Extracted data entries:
>> Start
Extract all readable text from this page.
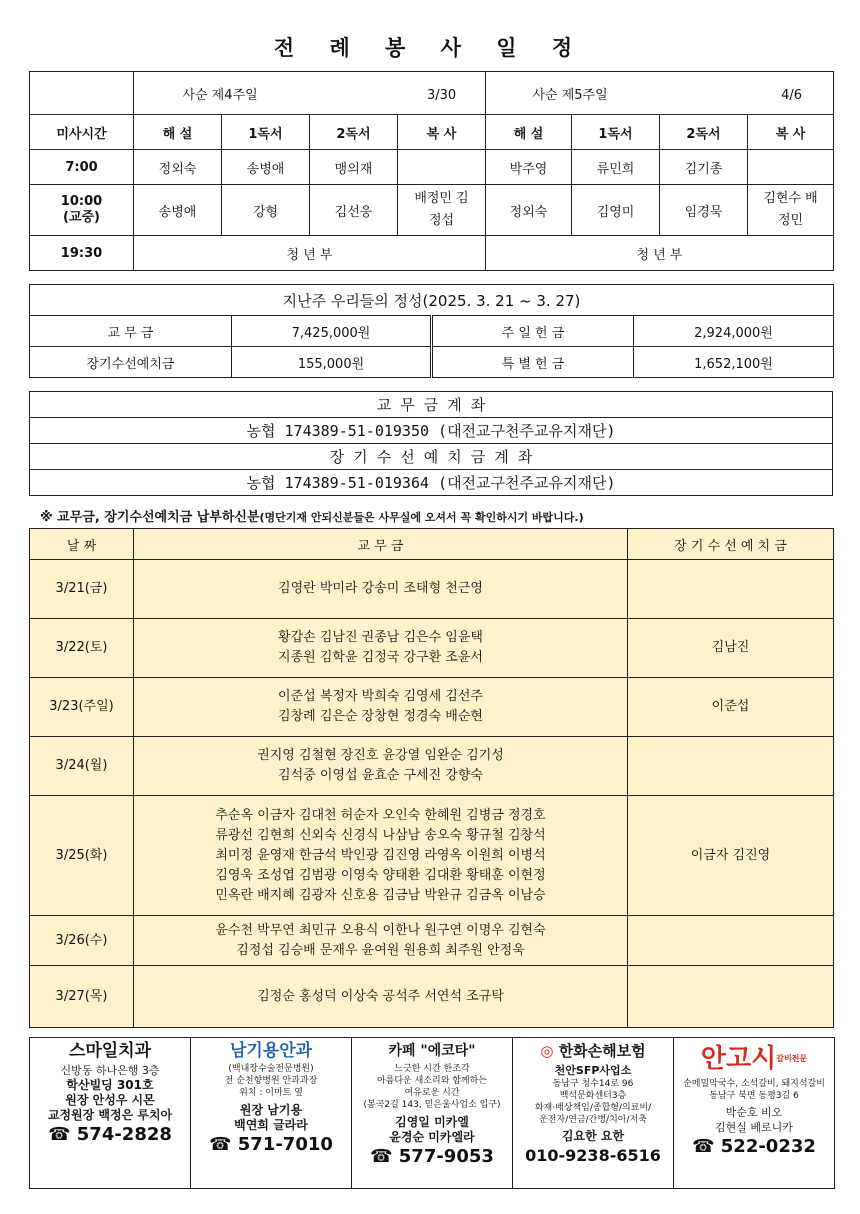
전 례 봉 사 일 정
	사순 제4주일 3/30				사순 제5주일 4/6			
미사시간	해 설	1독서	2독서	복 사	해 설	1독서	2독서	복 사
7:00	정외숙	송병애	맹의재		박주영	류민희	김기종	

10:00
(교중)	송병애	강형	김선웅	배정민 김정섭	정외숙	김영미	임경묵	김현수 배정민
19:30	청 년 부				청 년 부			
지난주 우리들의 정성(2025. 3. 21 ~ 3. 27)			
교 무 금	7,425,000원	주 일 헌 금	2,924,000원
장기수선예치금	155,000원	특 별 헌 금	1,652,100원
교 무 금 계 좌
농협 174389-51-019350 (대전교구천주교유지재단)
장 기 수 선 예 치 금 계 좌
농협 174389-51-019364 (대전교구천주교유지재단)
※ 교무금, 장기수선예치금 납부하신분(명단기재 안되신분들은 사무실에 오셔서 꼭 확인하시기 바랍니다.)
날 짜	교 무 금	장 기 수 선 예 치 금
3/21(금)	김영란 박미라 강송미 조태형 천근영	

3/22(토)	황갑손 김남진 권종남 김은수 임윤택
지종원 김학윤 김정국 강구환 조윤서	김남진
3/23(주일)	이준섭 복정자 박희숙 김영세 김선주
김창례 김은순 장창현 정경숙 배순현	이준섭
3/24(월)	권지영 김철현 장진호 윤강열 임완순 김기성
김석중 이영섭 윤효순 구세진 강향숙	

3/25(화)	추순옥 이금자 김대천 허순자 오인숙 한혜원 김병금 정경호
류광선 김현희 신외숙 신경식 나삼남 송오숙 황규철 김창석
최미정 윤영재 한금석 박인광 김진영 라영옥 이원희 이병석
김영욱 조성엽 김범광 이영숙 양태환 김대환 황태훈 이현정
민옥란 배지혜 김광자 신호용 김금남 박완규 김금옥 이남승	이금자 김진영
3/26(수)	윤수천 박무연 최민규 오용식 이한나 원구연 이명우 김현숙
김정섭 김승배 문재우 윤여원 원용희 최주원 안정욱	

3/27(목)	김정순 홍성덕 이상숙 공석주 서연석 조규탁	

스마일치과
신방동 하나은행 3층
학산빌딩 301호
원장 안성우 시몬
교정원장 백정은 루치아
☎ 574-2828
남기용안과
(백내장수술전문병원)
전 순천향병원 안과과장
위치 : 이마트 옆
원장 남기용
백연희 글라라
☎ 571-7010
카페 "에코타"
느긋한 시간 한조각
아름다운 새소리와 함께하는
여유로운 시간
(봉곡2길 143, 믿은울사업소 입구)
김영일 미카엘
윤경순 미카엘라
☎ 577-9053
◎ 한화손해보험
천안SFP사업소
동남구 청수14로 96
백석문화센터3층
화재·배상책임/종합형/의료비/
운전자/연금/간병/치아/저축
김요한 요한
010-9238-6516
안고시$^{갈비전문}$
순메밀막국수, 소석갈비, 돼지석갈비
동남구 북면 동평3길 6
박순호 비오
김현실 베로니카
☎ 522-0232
>> End
Output the records above exactly as they are, leaving out the pictures.

Extract all readable text from this page.
전 례 봉 사 일 정
	사순 제4주일 3/30				사순 제5주일 4/6			
미사시간	해 설	1독서	2독서	복 사	해 설	1독서	2독서	복 사
7:00	정외숙	송병애	맹의재		박주영	류민희	김기종	

10:00
(교중)	송병애	강형	김선웅	배정민 김정섭	정외숙	김영미	임경묵	김현수 배정민
19:30	청 년 부				청 년 부			
지난주 우리들의 정성(2025. 3. 21 ~ 3. 27)			
교 무 금	7,425,000원	주 일 헌 금	2,924,000원
장기수선예치금	155,000원	특 별 헌 금	1,652,100원
교 무 금 계 좌
농협 174389-51-019350 (대전교구천주교유지재단)
장 기 수 선 예 치 금 계 좌
농협 174389-51-019364 (대전교구천주교유지재단)
※ 교무금, 장기수선예치금 납부하신분(명단기재 안되신분들은 사무실에 오셔서 꼭 확인하시기 바랍니다.)
날 짜	교 무 금	장 기 수 선 예 치 금
3/21(금)	김영란 박미라 강송미 조태형 천근영	

3/22(토)	황갑손 김남진 권종남 김은수 임윤택
지종원 김학윤 김정국 강구환 조윤서	김남진
3/23(주일)	이준섭 복정자 박희숙 김영세 김선주
김창례 김은순 장창현 정경숙 배순현	이준섭
3/24(월)	권지영 김철현 장진호 윤강열 임완순 김기성
김석중 이영섭 윤효순 구세진 강향숙	

3/25(화)	추순옥 이금자 김대천 허순자 오인숙 한혜원 김병금 정경호
류광선 김현희 신외숙 신경식 나삼남 송오숙 황규철 김창석
최미정 윤영재 한금석 박인광 김진영 라영옥 이원희 이병석
김영욱 조성엽 김범광 이영숙 양태환 김대환 황태훈 이현정
민옥란 배지혜 김광자 신호용 김금남 박완규 김금옥 이남승	이금자 김진영
3/26(수)	윤수천 박무연 최민규 오용식 이한나 원구연 이명우 김현숙
김정섭 김승배 문재우 윤여원 원용희 최주원 안정욱	

3/27(목)	김정순 홍성덕 이상숙 공석주 서연석 조규탁	

스마일치과
신방동 하나은행 3층
학산빌딩 301호
원장 안성우 시몬
교정원장 백정은 루치아
☎ 574-2828
남기용안과
(백내장수술전문병원)
전 순천향병원 안과과장
위치 : 이마트 옆
원장 남기용
백연희 글라라
☎ 571-7010
카페 "에코타"
느긋한 시간 한조각
아름다운 새소리와 함께하는
여유로운 시간
(봉곡2길 143, 믿은울사업소 입구)
김영일 미카엘
윤경순 미카엘라
☎ 577-9053
◎ 한화손해보험
천안SFP사업소
동남구 청수14로 96
백석문화센터3층
화재·배상책임/종합형/의료비/
운전자/연금/간병/치아/저축
김요한 요한
010-9238-6516
안고시$^{갈비전문}$
순메밀막국수, 소석갈비, 돼지석갈비
동남구 북면 동평3길 6
박순호 비오
김현실 베로니카
☎ 522-0232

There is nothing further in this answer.